Direction
Repeat the full listing below verbatim and keep the images out.

Exercise materials
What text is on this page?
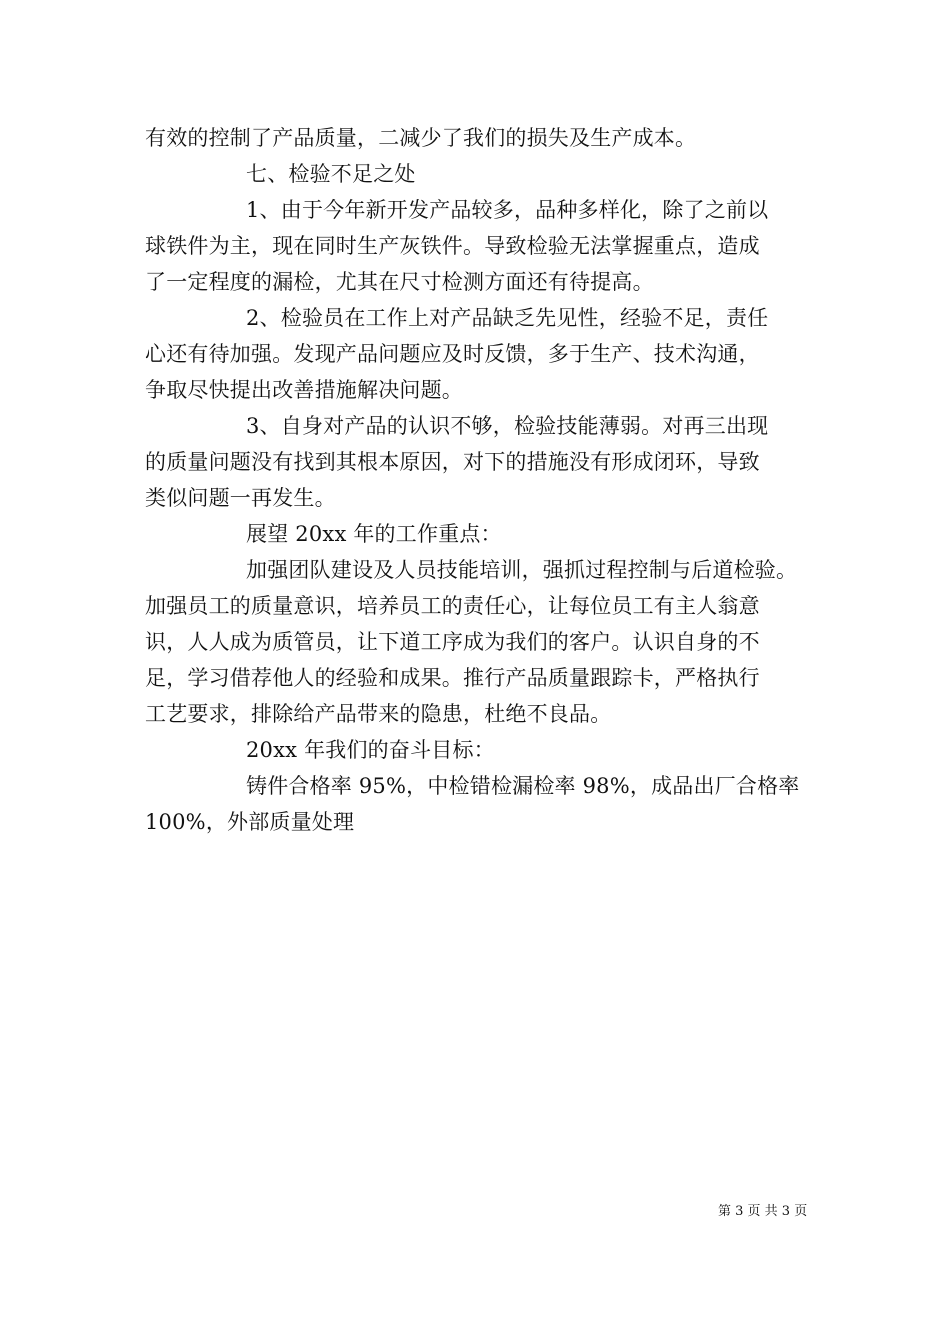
有效的控制了产品质量，二减少了我们的损失及生产成本。
七、检验不足之处
1、由于今年新开发产品较多，品种多样化，除了之前以
球铁件为主，现在同时生产灰铁件。导致检验无法掌握重点，造成
了一定程度的漏检，尤其在尺寸检测方面还有待提高。
2、检验员在工作上对产品缺乏先见性，经验不足，责任
心还有待加强。发现产品问题应及时反馈，多于生产、技术沟通，
争取尽快提出改善措施解决问题。
3、自身对产品的认识不够，检验技能薄弱。对再三出现
的质量问题没有找到其根本原因，对下的措施没有形成闭环，导致
类似问题一再发生。
展望 20xx 年的工作重点：
加强团队建设及人员技能培训，强抓过程控制与后道检验。
加强员工的质量意识，培养员工的责任心，让每位员工有主人翁意
识，人人成为质管员，让下道工序成为我们的客户。认识自身的不
足，学习借荐他人的经验和成果。推行产品质量跟踪卡，严格执行
工艺要求，排除给产品带来的隐患，杜绝不良品。
20xx 年我们的奋斗目标：
铸件合格率 95%，中检错检漏检率 98%，成品出厂合格率
100%，外部质量处理
第 3 页 共 3 页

Correct response
What text is on this page?
有效的控制了产品质量，二减少了我们的损失及生产成本。
七、检验不足之处
1、由于今年新开发产品较多，品种多样化，除了之前以
球铁件为主，现在同时生产灰铁件。导致检验无法掌握重点，造成
了一定程度的漏检，尤其在尺寸检测方面还有待提高。
2、检验员在工作上对产品缺乏先见性，经验不足，责任
心还有待加强。发现产品问题应及时反馈，多于生产、技术沟通，
争取尽快提出改善措施解决问题。
3、自身对产品的认识不够，检验技能薄弱。对再三出现
的质量问题没有找到其根本原因，对下的措施没有形成闭环，导致
类似问题一再发生。
展望 20xx 年的工作重点：
加强团队建设及人员技能培训，强抓过程控制与后道检验。
加强员工的质量意识，培养员工的责任心，让每位员工有主人翁意
识，人人成为质管员，让下道工序成为我们的客户。认识自身的不
足，学习借荐他人的经验和成果。推行产品质量跟踪卡，严格执行
工艺要求，排除给产品带来的隐患，杜绝不良品。
20xx 年我们的奋斗目标：
铸件合格率 95%，中检错检漏检率 98%，成品出厂合格率
100%，外部质量处理
第 3 页 共 3 页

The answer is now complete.